Copy out each line that has "when" in it.

[Recorded data]
━━━━━━━━━━━━━━━━━━━━━━━━━━━━━━
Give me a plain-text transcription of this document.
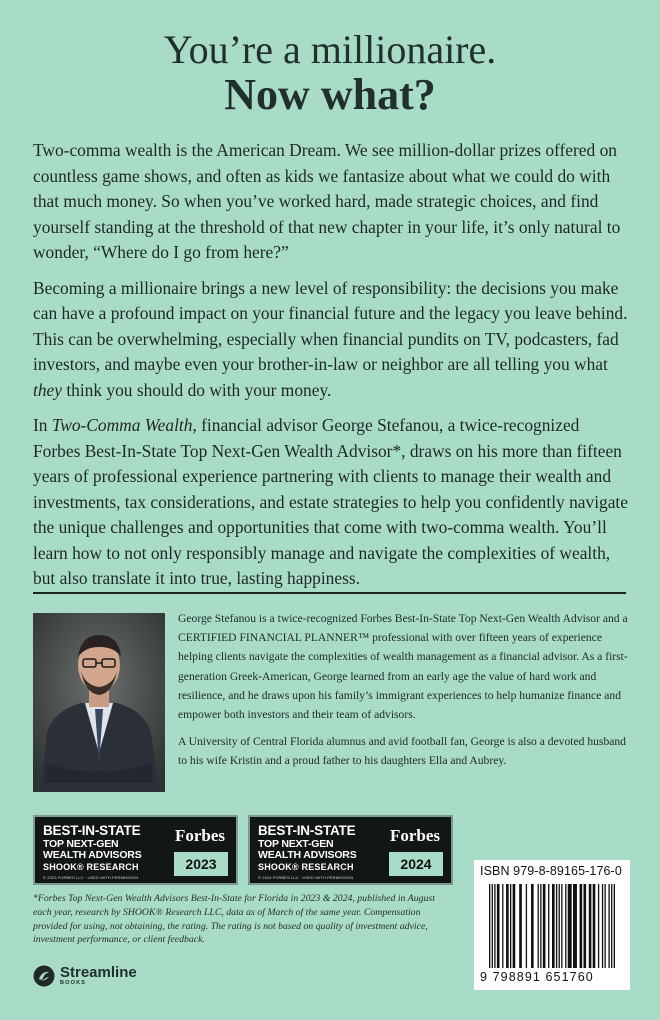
You’re a millionaire.
Now what?

Two-comma wealth is the American Dream. We see million-dollar prizes offered on countless game shows, and often as kids we fantasize about what we could do with that much money. So when you’ve worked hard, made strategic choices, and find yourself standing at the threshold of that new chapter in your life, it’s only natural to wonder, “Where do I go from here?”

Becoming a millionaire brings a new level of responsibility: the decisions you make can have a profound impact on your financial future and the legacy you leave behind. This can be overwhelming, especially when financial pundits on TV, podcasters, fad investors, and maybe even your brother-in-law or neighbor are all telling you what they think you should do with your money.

In Two-Comma Wealth, financial advisor George Stefanou, a twice-recognized Forbes Best-In-State Top Next-Gen Wealth Advisor*, draws on his more than fifteen years of professional experience partnering with clients to manage their wealth and investments, tax considerations, and estate strategies to help you confidently navigate the unique challenges and opportunities that come with two-comma wealth. You’ll learn how to not only responsibly manage and navigate the complexities of wealth, but also translate it into true, lasting happiness.

George Stefanou is a twice-recognized Forbes Best-In-State Top Next-Gen Wealth Advisor and a CERTIFIED FINANCIAL PLANNER™ professional with over fifteen years of experience helping clients navigate the complexities of wealth management as a financial advisor. As a first-generation Greek-American, George learned from an early age the value of hard work and resilience, and he draws upon his family’s immigrant experiences to help humanize finance and empower both investors and their team of advisors.

A University of Central Florida alumnus and avid football fan, George is also a devoted husband to his wife Kristin and a proud father to his daughters Ella and Aubrey.

BEST-IN-STATE
TOP NEXT-GEN
WEALTH ADVISORS
SHOOK® RESEARCH
© 2023 FORBES LLC · USED WITH PERMISSION
Forbes
2023
BEST-IN-STATE
TOP NEXT-GEN
WEALTH ADVISORS
SHOOK® RESEARCH
© 2024 FORBES LLC · USED WITH PERMISSION
Forbes
2024
*Forbes Top Next-Gen Wealth Advisors Best-In-State for Florida in 2023 & 2024, published in August each year, research by SHOOK® Research LLC, data as of March of the same year. Compensation provided for using, not obtaining, the rating. The rating is not based on quality of investment advice, investment performance, or client feedback.
Streamline
BOOKS
ISBN 979-8-89165-176-0
9 798891 651760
━━━━━━━━━━━━━━━━━━━━━━━━━━━━━━
[Worked answer]
Two-comma wealth is the American Dream. We see million-dollar prizes offered on countless game shows, and often as kids we fantasize about what we could do with that much money. So when you’ve worked hard, made strategic choices, and find yourself standing at the threshold of that new chapter in your life, it’s only natural to wonder, “Where do I go from here?”
Becoming a millionaire brings a new level of responsibility: the decisions you make can have a profound impact on your financial future and the legacy you leave behind. This can be overwhelming, especially when financial pundits on TV, podcasters, fad investors, and maybe even your brother-in-law or neighbor are all telling you what they think you should do with your money.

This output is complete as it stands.